- **Supplied records**
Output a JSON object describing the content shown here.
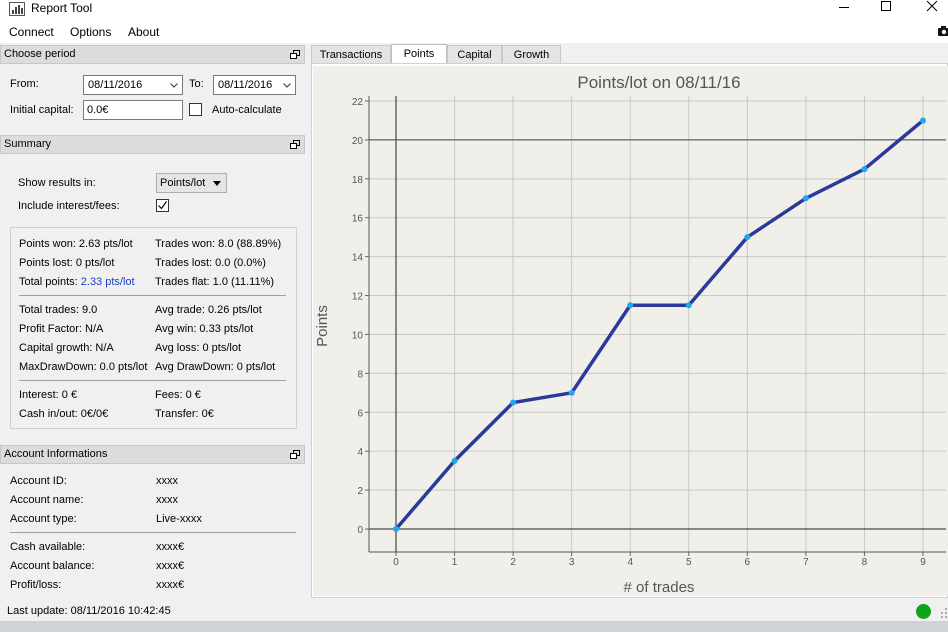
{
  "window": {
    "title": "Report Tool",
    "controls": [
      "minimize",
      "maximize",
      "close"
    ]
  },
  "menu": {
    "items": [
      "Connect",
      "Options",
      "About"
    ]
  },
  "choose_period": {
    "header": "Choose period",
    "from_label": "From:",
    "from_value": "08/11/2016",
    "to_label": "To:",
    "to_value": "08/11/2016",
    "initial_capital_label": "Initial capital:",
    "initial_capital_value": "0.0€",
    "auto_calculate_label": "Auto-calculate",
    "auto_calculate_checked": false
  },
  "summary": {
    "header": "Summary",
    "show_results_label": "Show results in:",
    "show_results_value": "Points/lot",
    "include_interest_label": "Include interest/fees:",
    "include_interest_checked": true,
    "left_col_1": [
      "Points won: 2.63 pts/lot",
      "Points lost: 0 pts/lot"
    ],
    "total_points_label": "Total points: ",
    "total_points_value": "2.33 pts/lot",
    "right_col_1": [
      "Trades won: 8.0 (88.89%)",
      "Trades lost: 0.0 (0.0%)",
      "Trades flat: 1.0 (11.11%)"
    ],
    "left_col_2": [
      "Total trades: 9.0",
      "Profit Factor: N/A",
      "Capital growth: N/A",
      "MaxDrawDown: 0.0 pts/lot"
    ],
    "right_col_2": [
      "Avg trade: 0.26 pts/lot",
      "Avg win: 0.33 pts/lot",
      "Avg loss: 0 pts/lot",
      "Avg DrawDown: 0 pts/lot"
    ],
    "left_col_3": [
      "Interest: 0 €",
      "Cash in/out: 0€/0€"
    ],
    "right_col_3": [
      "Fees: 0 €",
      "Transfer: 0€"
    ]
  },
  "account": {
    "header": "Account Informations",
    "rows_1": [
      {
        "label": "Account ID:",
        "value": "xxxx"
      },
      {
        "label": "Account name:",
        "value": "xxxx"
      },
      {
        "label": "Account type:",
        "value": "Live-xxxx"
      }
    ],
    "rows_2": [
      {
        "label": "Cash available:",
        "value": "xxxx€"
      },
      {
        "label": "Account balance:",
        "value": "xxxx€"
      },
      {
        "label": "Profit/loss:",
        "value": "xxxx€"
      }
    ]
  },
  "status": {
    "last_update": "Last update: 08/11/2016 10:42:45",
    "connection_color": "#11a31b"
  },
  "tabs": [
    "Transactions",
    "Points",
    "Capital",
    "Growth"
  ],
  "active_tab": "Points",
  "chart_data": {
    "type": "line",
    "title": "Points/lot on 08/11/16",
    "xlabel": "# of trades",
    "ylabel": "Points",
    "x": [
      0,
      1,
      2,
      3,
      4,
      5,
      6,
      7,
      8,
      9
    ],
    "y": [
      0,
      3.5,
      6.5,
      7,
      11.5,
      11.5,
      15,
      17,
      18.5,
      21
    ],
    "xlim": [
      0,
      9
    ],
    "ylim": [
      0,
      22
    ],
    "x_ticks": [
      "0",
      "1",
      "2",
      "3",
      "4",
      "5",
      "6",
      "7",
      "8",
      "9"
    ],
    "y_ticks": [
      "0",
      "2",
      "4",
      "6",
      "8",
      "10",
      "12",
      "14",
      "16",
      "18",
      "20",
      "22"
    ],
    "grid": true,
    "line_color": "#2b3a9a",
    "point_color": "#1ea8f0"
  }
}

- **Short exercise**
The word "title" appears in how many lines of the records? Give the number only.

- **Full solution**
2